* Do this
Show every line containing "耗材编号" by copying it.

* Records supplied
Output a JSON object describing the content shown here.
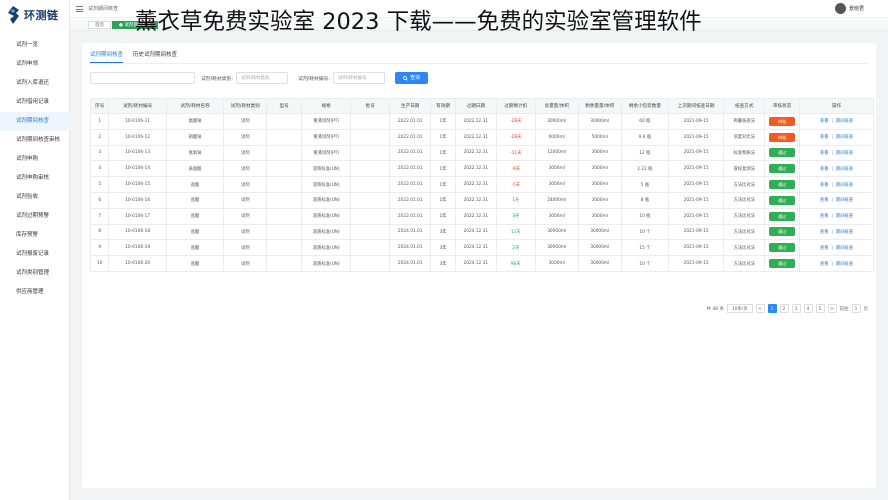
{
  "overlay_title": "薰衣草免费实验室 2023 下载——免费的实验室管理软件",
  "brand": {
    "name": "环测链"
  },
  "sidebar": {
    "items": [
      {
        "label": "试剂一览",
        "active": false
      },
      {
        "label": "试剂申领",
        "active": false
      },
      {
        "label": "试剂入库退还",
        "active": false
      },
      {
        "label": "试剂借用记录",
        "active": false
      },
      {
        "label": "试剂期间核查",
        "active": true
      },
      {
        "label": "试剂期间核查审核",
        "active": false
      },
      {
        "label": "试剂申购",
        "active": false
      },
      {
        "label": "试剂申购审核",
        "active": false
      },
      {
        "label": "试剂验收",
        "active": false
      },
      {
        "label": "试剂过期预警",
        "active": false
      },
      {
        "label": "库存预警",
        "active": false
      },
      {
        "label": "试剂报废记录",
        "active": false
      },
      {
        "label": "试剂类别管理",
        "active": false
      },
      {
        "label": "供应商管理",
        "active": false
      }
    ]
  },
  "topbar": {
    "breadcrumb": "试剂期间核查",
    "username": "景晓君"
  },
  "tagsbar": {
    "tags": [
      {
        "label": "首页",
        "active": false
      },
      {
        "label": "● 试剂期间核查",
        "active": true
      }
    ]
  },
  "tabs": [
    {
      "label": "试剂期间核查",
      "active": true
    },
    {
      "label": "历史试剂期间核查",
      "active": false
    }
  ],
  "filters": {
    "search_placeholder": "",
    "type_label": "试剂/耗材类别:",
    "type_placeholder": "试剂/耗材类别",
    "code_label": "试剂/耗材编号:",
    "code_placeholder": "试剂/耗材编号",
    "query_label": "查询"
  },
  "table": {
    "headers": [
      "序号",
      "试剂/耗材编号",
      "试剂/耗材名称",
      "试剂/耗材类别",
      "型号",
      "规格",
      "批号",
      "生产日期",
      "有效期",
      "过期日期",
      "过期剩计扣",
      "总量量/体积",
      "剩余量量/体积",
      "剩余小包装数量",
      "上次期间核查日期",
      "核查方式",
      "审核状态",
      "操作"
    ],
    "rows": [
      {
        "no": "1",
        "code": "10-0106-11",
        "name": "氨酸钠",
        "type": "试剂",
        "model": "",
        "spec": "重液试剂(PT)",
        "batch": "",
        "prod": "2022.01.01",
        "valid": "1年",
        "expire": "2022.12.31",
        "remain": "-28天",
        "remain_color": "red",
        "total": "30000ml",
        "left": "30000ml",
        "small": "60 瓶",
        "last": "2021-09-15",
        "method": "称量核查法",
        "status": "待批",
        "status_color": "red"
      },
      {
        "no": "2",
        "code": "10-0106-12",
        "name": "硝酸钠",
        "type": "试剂",
        "model": "",
        "spec": "重液试剂(PT)",
        "batch": "",
        "prod": "2022.01.01",
        "valid": "1年",
        "expire": "2022.12.31",
        "remain": "-28天",
        "remain_color": "red",
        "total": "6000ml",
        "left": "5000ml",
        "small": "9.6 瓶",
        "last": "2021-09-15",
        "method": "浓度对比法",
        "status": "待批",
        "status_color": "red"
      },
      {
        "no": "3",
        "code": "10-0106-13",
        "name": "氢氧钠",
        "type": "试剂",
        "model": "",
        "spec": "重液试剂(PT)",
        "batch": "",
        "prod": "2022.01.01",
        "valid": "1年",
        "expire": "2022.12.31",
        "remain": "-11天",
        "remain_color": "red",
        "total": "12000ml",
        "left": "3000ml",
        "small": "12 瓶",
        "last": "2021-09-15",
        "method": "标准物质法",
        "status": "通过",
        "status_color": "green"
      },
      {
        "no": "4",
        "code": "10-0106-14",
        "name": "表面酸",
        "type": "试剂",
        "model": "",
        "spec": "溶液标准(UN)",
        "batch": "",
        "prod": "2022.01.01",
        "valid": "1年",
        "expire": "2022.12.31",
        "remain": "-9天",
        "remain_color": "red",
        "total": "3000ml",
        "left": "3000ml",
        "small": "2.22 瓶",
        "last": "2021-09-15",
        "method": "冒样复测法",
        "status": "通过",
        "status_color": "green"
      },
      {
        "no": "5",
        "code": "10-0106-15",
        "name": "盐酸",
        "type": "试剂",
        "model": "",
        "spec": "溶液标准(UN)",
        "batch": "",
        "prod": "2022.01.01",
        "valid": "1年",
        "expire": "2022.12.31",
        "remain": "-5天",
        "remain_color": "red",
        "total": "3000ml",
        "left": "3000ml",
        "small": "5 瓶",
        "last": "2021-09-15",
        "method": "方法比对法",
        "status": "通过",
        "status_color": "green"
      },
      {
        "no": "6",
        "code": "10-0106-16",
        "name": "盐酸",
        "type": "试剂",
        "model": "",
        "spec": "溶液标准(UN)",
        "batch": "",
        "prod": "2022.01.01",
        "valid": "1年",
        "expire": "2022.12.31",
        "remain": "1天",
        "remain_color": "green",
        "total": "24000ml",
        "left": "3000ml",
        "small": "8 瓶",
        "last": "2021-09-15",
        "method": "方法比对法",
        "status": "通过",
        "status_color": "green"
      },
      {
        "no": "7",
        "code": "10-0106-17",
        "name": "盐酸",
        "type": "试剂",
        "model": "",
        "spec": "溶液标准(UN)",
        "batch": "",
        "prod": "2022.01.01",
        "valid": "1年",
        "expire": "2022.12.31",
        "remain": "3天",
        "remain_color": "green",
        "total": "3000ml",
        "left": "3000ml",
        "small": "10 瓶",
        "last": "2021-09-15",
        "method": "方法比对法",
        "status": "通过",
        "status_color": "green"
      },
      {
        "no": "8",
        "code": "10-0106-18",
        "name": "盐酸",
        "type": "试剂",
        "model": "",
        "spec": "溶液标准(UN)",
        "batch": "",
        "prod": "2024.01.01",
        "valid": "3年",
        "expire": "2024.12.31",
        "remain": "11天",
        "remain_color": "green",
        "total": "30000ml",
        "left": "30000ml",
        "small": "10 个",
        "last": "2021-09-15",
        "method": "方法比对法",
        "status": "通过",
        "status_color": "green"
      },
      {
        "no": "9",
        "code": "10-0106-19",
        "name": "盐酸",
        "type": "试剂",
        "model": "",
        "spec": "溶液标准(UN)",
        "batch": "",
        "prod": "2024.01.01",
        "valid": "3年",
        "expire": "2024.12.31",
        "remain": "2天",
        "remain_color": "green",
        "total": "30000ml",
        "left": "30000ml",
        "small": "15 个",
        "last": "2021-09-15",
        "method": "方法比对法",
        "status": "通过",
        "status_color": "green"
      },
      {
        "no": "10",
        "code": "10-0106-20",
        "name": "盐酸",
        "type": "试剂",
        "model": "",
        "spec": "溶液标准(UN)",
        "batch": "",
        "prod": "2024.01.01",
        "valid": "3年",
        "expire": "2024.12.31",
        "remain": "90天",
        "remain_color": "green",
        "total": "3000ml",
        "left": "30000ml",
        "small": "10 个",
        "last": "2021-09-15",
        "method": "方法比对法",
        "status": "通过",
        "status_color": "green"
      }
    ],
    "op_view": "查看",
    "op_check": "期间核查"
  },
  "pagination": {
    "total": "共 48 条",
    "page_size": "10条/页",
    "prev": "<",
    "next": ">",
    "pages": [
      "1",
      "2",
      "3",
      "4",
      "5"
    ],
    "current": "1",
    "goto_label": "前往",
    "goto_value": "1",
    "goto_suffix": "页"
  },
  "colors": {
    "accent": "#1e78d7",
    "danger": "#ef5b22",
    "success": "#2fae55",
    "brand_green": "#2f9e58"
  }
}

* Exercise response
    "code_label": "试剂/耗材编号:",
    "code_placeholder": "试剂/耗材编号",
      "试剂/耗材编号",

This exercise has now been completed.